Problem:
Search the records for "JSON" and copy each line that holds it.

(Data entries)
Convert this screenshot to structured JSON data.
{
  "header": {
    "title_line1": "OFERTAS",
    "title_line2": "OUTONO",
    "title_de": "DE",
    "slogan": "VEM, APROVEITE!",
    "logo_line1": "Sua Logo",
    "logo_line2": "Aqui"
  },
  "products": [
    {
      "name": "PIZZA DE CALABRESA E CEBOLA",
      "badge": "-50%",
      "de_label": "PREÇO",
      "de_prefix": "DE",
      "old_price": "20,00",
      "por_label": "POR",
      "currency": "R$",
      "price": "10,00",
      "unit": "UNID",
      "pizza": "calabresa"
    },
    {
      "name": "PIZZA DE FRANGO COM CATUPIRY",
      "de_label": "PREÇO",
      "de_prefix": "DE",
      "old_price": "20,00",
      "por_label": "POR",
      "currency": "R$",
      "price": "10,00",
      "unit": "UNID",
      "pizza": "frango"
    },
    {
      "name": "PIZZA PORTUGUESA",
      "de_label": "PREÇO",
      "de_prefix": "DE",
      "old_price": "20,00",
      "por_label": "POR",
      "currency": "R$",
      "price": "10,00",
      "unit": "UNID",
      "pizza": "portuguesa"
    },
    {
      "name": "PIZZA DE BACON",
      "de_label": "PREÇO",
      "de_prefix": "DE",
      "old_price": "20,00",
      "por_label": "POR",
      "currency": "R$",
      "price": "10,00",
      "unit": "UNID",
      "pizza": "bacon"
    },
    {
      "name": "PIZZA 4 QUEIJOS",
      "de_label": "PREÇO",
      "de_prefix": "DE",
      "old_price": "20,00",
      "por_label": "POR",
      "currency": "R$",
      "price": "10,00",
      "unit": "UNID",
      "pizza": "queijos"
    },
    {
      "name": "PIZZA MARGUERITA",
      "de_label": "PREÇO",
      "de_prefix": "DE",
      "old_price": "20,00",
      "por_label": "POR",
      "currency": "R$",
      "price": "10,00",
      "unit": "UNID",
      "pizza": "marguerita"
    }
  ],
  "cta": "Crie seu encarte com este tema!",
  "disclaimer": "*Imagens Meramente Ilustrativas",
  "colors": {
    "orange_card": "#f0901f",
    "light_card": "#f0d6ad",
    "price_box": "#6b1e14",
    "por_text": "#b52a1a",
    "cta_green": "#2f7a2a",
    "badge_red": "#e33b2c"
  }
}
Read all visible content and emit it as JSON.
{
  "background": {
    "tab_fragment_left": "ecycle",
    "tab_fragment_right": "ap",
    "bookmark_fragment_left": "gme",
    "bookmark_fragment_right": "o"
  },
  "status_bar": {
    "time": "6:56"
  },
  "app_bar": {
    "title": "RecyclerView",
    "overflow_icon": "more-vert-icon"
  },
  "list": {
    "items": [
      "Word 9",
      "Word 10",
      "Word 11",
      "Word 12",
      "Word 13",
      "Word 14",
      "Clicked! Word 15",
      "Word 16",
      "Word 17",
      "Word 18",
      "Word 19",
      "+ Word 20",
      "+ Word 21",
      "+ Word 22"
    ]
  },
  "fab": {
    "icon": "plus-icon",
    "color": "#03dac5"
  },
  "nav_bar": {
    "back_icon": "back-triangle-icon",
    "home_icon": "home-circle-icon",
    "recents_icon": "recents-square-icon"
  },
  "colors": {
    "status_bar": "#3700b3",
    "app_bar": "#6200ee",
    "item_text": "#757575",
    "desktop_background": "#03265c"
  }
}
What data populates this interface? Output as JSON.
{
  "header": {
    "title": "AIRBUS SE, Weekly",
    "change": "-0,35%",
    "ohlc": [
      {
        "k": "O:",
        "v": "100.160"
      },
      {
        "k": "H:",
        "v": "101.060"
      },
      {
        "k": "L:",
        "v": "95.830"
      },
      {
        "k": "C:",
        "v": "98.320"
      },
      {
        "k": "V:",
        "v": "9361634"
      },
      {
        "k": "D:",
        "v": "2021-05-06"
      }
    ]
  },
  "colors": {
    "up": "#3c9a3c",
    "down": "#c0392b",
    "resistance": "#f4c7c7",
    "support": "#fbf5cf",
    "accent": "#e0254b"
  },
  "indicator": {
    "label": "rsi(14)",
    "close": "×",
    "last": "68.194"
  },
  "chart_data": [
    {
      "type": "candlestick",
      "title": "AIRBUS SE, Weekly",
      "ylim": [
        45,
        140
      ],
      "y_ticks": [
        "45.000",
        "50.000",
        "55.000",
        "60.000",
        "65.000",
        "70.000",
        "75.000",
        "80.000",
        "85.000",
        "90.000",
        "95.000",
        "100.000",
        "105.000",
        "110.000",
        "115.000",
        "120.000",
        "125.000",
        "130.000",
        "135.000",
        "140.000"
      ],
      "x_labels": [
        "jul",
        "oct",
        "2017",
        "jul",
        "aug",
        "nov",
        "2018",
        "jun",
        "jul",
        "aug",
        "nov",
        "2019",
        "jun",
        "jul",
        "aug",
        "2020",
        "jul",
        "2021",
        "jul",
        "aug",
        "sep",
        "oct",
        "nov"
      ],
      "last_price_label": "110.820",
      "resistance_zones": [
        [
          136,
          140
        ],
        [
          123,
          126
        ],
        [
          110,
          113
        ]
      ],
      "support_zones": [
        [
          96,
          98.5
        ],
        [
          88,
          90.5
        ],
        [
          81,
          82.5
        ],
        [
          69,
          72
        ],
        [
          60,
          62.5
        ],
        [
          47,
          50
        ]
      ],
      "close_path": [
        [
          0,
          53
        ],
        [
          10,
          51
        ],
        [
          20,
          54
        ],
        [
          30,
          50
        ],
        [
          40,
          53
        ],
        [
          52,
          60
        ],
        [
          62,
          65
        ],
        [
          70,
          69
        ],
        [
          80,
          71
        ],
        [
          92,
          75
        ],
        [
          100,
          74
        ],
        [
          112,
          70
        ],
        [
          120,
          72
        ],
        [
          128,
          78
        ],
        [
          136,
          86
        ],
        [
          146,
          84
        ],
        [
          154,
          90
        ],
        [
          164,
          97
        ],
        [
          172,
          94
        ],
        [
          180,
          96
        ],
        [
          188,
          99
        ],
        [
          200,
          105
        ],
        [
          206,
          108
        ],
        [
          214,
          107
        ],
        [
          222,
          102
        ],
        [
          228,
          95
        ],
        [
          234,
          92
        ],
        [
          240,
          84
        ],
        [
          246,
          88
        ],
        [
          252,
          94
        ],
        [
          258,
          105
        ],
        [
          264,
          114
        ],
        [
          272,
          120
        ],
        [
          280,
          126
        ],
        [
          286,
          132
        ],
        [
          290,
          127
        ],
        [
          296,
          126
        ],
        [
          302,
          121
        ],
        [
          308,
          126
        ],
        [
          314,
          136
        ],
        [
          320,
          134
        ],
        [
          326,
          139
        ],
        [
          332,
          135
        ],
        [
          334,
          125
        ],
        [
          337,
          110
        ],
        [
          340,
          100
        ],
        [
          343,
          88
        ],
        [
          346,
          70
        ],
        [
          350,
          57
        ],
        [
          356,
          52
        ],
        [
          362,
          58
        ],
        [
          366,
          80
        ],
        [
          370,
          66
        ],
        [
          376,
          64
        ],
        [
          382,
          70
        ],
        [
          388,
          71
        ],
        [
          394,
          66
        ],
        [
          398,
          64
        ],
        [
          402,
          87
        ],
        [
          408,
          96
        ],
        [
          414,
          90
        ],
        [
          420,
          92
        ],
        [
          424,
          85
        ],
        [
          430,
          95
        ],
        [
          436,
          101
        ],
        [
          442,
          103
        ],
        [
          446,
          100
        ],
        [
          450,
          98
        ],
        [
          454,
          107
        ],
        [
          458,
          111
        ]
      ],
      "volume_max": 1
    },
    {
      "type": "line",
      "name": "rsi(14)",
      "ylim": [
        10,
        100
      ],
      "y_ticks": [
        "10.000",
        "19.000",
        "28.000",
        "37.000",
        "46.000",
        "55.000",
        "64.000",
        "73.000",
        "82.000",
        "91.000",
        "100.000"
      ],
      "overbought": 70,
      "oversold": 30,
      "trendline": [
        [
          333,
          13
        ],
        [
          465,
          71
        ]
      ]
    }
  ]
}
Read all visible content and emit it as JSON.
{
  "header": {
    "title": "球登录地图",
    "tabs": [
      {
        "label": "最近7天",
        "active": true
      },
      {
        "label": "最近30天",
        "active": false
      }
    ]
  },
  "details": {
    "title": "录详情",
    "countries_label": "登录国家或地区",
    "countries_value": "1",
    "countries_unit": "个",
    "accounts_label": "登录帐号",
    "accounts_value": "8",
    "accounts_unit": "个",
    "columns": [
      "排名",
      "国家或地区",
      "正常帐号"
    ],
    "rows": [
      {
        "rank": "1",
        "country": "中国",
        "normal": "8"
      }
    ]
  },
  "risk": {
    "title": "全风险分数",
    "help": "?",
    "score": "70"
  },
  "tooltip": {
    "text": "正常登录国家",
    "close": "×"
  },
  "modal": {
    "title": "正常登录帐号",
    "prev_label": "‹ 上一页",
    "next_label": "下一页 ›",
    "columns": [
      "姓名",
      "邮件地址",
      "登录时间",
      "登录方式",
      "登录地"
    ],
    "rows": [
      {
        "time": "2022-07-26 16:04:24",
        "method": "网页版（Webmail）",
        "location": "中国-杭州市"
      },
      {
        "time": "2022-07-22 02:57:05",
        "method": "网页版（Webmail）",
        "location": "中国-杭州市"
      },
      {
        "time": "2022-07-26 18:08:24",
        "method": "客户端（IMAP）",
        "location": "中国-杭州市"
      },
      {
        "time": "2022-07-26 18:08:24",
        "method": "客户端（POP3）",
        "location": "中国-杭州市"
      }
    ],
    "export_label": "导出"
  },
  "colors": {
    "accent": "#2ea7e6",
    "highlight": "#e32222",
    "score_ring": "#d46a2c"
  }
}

Task response:
Convert this screenshot to structured JSON data.
Read all visible content and emit it as JSON.
What data populates this interface? Output as JSON.
Read all visible content and emit it as JSON.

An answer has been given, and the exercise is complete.